MATERIALS PROVIDED =>
#####
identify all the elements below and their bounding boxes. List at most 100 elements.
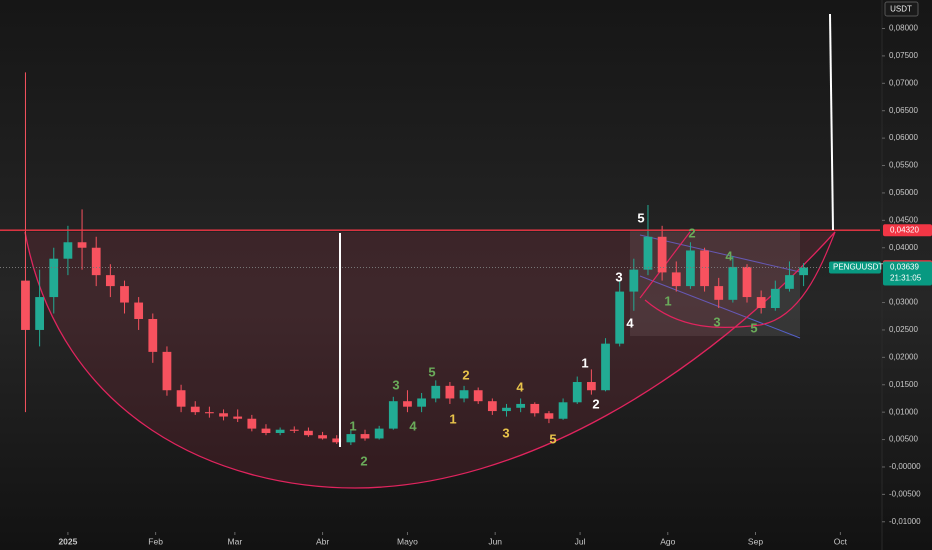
current-price-box [883, 261, 932, 286]
candle-body [728, 266, 738, 300]
candle-body [91, 247, 101, 276]
candle-body [742, 266, 752, 298]
candle-body [417, 398, 426, 407]
cup-fill [25, 232, 835, 488]
candle-body [657, 236, 667, 273]
wave-label: 5 [549, 431, 556, 446]
candle-body [445, 385, 455, 399]
wave-label: 2 [688, 225, 695, 240]
x-tick-label: Mar [228, 536, 243, 546]
wave-label: 5 [750, 320, 757, 335]
candle-body [374, 428, 384, 439]
candle-body [63, 242, 73, 259]
candle-body [77, 242, 87, 248]
candle-body [247, 418, 257, 429]
candle-body [403, 401, 412, 407]
candle-body [615, 291, 625, 344]
candle-body [601, 343, 610, 391]
candle-body [21, 280, 30, 330]
y-tick-label: 0,04500 [889, 215, 918, 224]
candle-body [671, 272, 681, 287]
y-tick-label: 0,07500 [889, 51, 918, 60]
x-tick-label: Sep [748, 536, 763, 546]
currency-box [884, 1, 919, 17]
price-axis: 0,08000 0,07500 0,07000 0,06500 0,06000 0,055… [58, 0, 932, 550]
x-tick-label: Ago [660, 536, 675, 546]
candle-body [304, 430, 313, 436]
wave-label: 3 [502, 425, 509, 440]
x-tick-label: Jun [488, 536, 502, 546]
measure-line [829, 13, 834, 231]
x-tick-label: Jul [575, 536, 586, 546]
wave-label: 4 [725, 248, 733, 263]
candle-body [49, 258, 59, 298]
candle-body [756, 297, 766, 309]
y-tick-label: 0,05500 [889, 161, 918, 170]
x-tick-label: Feb [148, 536, 163, 546]
wave-label: 4 [409, 418, 417, 433]
price-label: 0,04320 [890, 225, 919, 234]
candle-body [770, 288, 780, 309]
y-tick-label: 0,03000 [889, 298, 918, 307]
candle-body [261, 428, 271, 433]
y-tick-label: -0,00000 [889, 462, 921, 471]
candle-body [148, 318, 158, 352]
symbol: PENGUUSDT [833, 263, 883, 272]
candle-body [388, 401, 398, 429]
candle-body [205, 412, 214, 414]
price-label-box [883, 224, 932, 237]
wave-label: 1 [664, 293, 671, 308]
wave-label: 3 [713, 314, 720, 329]
y-tick-label: 0,05000 [889, 188, 918, 197]
candle-body [176, 390, 186, 407]
y-tick-label: 0,02500 [889, 325, 918, 334]
candle-body [120, 286, 129, 303]
candle-body [459, 390, 469, 399]
candle-body [643, 236, 653, 270]
x-tick-label: 2025 [58, 536, 77, 546]
y-tick-label: 0,06000 [889, 133, 918, 142]
candle-body [431, 385, 441, 399]
wave-label: 4 [516, 379, 524, 394]
symbol-box [829, 261, 881, 274]
candle-body [162, 351, 172, 391]
x-tick-label: Abr [316, 536, 329, 546]
candle-body [134, 302, 144, 319]
y-tick-label: 0,04000 [889, 243, 918, 252]
wave-label: 3 [615, 269, 622, 284]
wave-label: 1 [581, 355, 588, 370]
y-tick-label: 0,08000 [889, 24, 918, 33]
wave-label: 1 [349, 418, 356, 433]
candle-body [785, 275, 794, 289]
wave-label: 3 [392, 377, 399, 392]
handle-curve [644, 231, 836, 329]
candle-body [289, 429, 299, 431]
candle-body [35, 297, 44, 330]
candle-body [487, 401, 497, 412]
candle-body [700, 250, 709, 287]
currency: USDT [890, 5, 912, 14]
y-tick-label: 0,01000 [889, 407, 918, 416]
candle-body [318, 435, 327, 439]
candle-body [629, 269, 639, 292]
y-tick-label: 0,07000 [889, 78, 918, 87]
wave-label: 4 [626, 315, 634, 330]
candle-body [346, 434, 356, 443]
wave-label: 2 [462, 367, 469, 382]
candle-body [714, 286, 724, 300]
wave-label: 5 [428, 364, 435, 379]
candle-body [799, 267, 808, 276]
candle-body [275, 429, 285, 433]
y-tick-label: 0,01500 [889, 380, 918, 389]
candle-body [360, 434, 370, 439]
y-tick-label: 0,00500 [889, 435, 918, 444]
channel-line [639, 275, 801, 339]
wave-label: 2 [592, 396, 599, 411]
candle-body [219, 413, 228, 417]
candle-body [332, 438, 342, 443]
y-tick-label: -0,01000 [889, 517, 921, 526]
candle-body [544, 413, 554, 419]
current-price-label: 0,03639 [890, 263, 919, 272]
plot-area [0, 72, 880, 446]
#####
TO DO => Reproduce every line of the records above verbatim, leaving out the pictures.

ANSWER BELOW =>
identify all the elements below and their bounding boxes. List at most 100 elements.
current-price-box [883, 261, 932, 286]
candle-body [728, 266, 738, 300]
candle-body [91, 247, 101, 276]
candle-body [742, 266, 752, 298]
candle-body [417, 398, 426, 407]
cup-fill [25, 232, 835, 488]
candle-body [657, 236, 667, 273]
wave-label: 5 [549, 431, 556, 446]
candle-body [445, 385, 455, 399]
wave-label: 2 [688, 225, 695, 240]
x-tick-label: Mar [228, 536, 243, 546]
wave-label: 5 [750, 320, 757, 335]
candle-body [374, 428, 384, 439]
candle-body [63, 242, 73, 259]
candle-body [77, 242, 87, 248]
candle-body [247, 418, 257, 429]
candle-body [403, 401, 412, 407]
candle-body [615, 291, 625, 344]
candle-body [601, 343, 610, 391]
candle-body [21, 280, 30, 330]
y-tick-label: 0,04500 [889, 215, 918, 224]
candle-body [671, 272, 681, 287]
y-tick-label: 0,07500 [889, 51, 918, 60]
x-tick-label: Sep [748, 536, 763, 546]
currency-box [884, 1, 919, 17]
price-axis: 0,08000 0,07500 0,07000 0,06500 0,06000 0,055… [58, 0, 932, 550]
x-tick-label: Ago [660, 536, 675, 546]
candle-body [304, 430, 313, 436]
wave-label: 3 [502, 425, 509, 440]
x-tick-label: Jun [488, 536, 502, 546]
measure-line [829, 13, 834, 231]
x-tick-label: Jul [575, 536, 586, 546]
wave-label: 4 [725, 248, 733, 263]
candle-body [49, 258, 59, 298]
candle-body [756, 297, 766, 309]
y-tick-label: 0,05500 [889, 161, 918, 170]
x-tick-label: Feb [148, 536, 163, 546]
wave-label: 4 [409, 418, 417, 433]
price-label: 0,04320 [890, 225, 919, 234]
candle-body [770, 288, 780, 309]
y-tick-label: 0,03000 [889, 298, 918, 307]
candle-body [261, 428, 271, 433]
y-tick-label: -0,00000 [889, 462, 921, 471]
candle-body [148, 318, 158, 352]
symbol: PENGUUSDT [833, 263, 883, 272]
candle-body [388, 401, 398, 429]
candle-body [205, 412, 214, 414]
price-label-box [883, 224, 932, 237]
wave-label: 1 [664, 293, 671, 308]
wave-label: 3 [713, 314, 720, 329]
y-tick-label: 0,05000 [889, 188, 918, 197]
candle-body [176, 390, 186, 407]
y-tick-label: 0,02500 [889, 325, 918, 334]
candle-body [120, 286, 129, 303]
candle-body [459, 390, 469, 399]
candle-body [643, 236, 653, 270]
x-tick-label: 2025 [58, 536, 77, 546]
y-tick-label: 0,06000 [889, 133, 918, 142]
candle-body [431, 385, 441, 399]
wave-label: 4 [516, 379, 524, 394]
symbol-box [829, 261, 881, 274]
candle-body [162, 351, 172, 391]
x-tick-label: Abr [316, 536, 329, 546]
candle-body [134, 302, 144, 319]
y-tick-label: 0,04000 [889, 243, 918, 252]
wave-label: 3 [615, 269, 622, 284]
wave-label: 1 [581, 355, 588, 370]
y-tick-label: 0,08000 [889, 24, 918, 33]
wave-label: 1 [349, 418, 356, 433]
candle-body [785, 275, 794, 289]
wave-label: 3 [392, 377, 399, 392]
handle-curve [644, 231, 836, 329]
candle-body [289, 429, 299, 431]
candle-body [35, 297, 44, 330]
candle-body [487, 401, 497, 412]
candle-body [700, 250, 709, 287]
currency: USDT [890, 5, 912, 14]
y-tick-label: 0,01000 [889, 407, 918, 416]
candle-body [318, 435, 327, 439]
candle-body [629, 269, 639, 292]
y-tick-label: 0,07000 [889, 78, 918, 87]
wave-label: 4 [626, 315, 634, 330]
candle-body [346, 434, 356, 443]
wave-label: 2 [462, 367, 469, 382]
candle-body [714, 286, 724, 300]
wave-label: 5 [428, 364, 435, 379]
candle-body [799, 267, 808, 276]
candle-body [275, 429, 285, 433]
y-tick-label: 0,01500 [889, 380, 918, 389]
candle-body [360, 434, 370, 439]
y-tick-label: 0,00500 [889, 435, 918, 444]
channel-line [639, 275, 801, 339]
wave-label: 2 [592, 396, 599, 411]
candle-body [219, 413, 228, 417]
candle-body [332, 438, 342, 443]
y-tick-label: -0,01000 [889, 517, 921, 526]
candle-body [544, 413, 554, 419]
current-price-label: 0,03639 [890, 263, 919, 272]
plot-area [0, 72, 880, 446]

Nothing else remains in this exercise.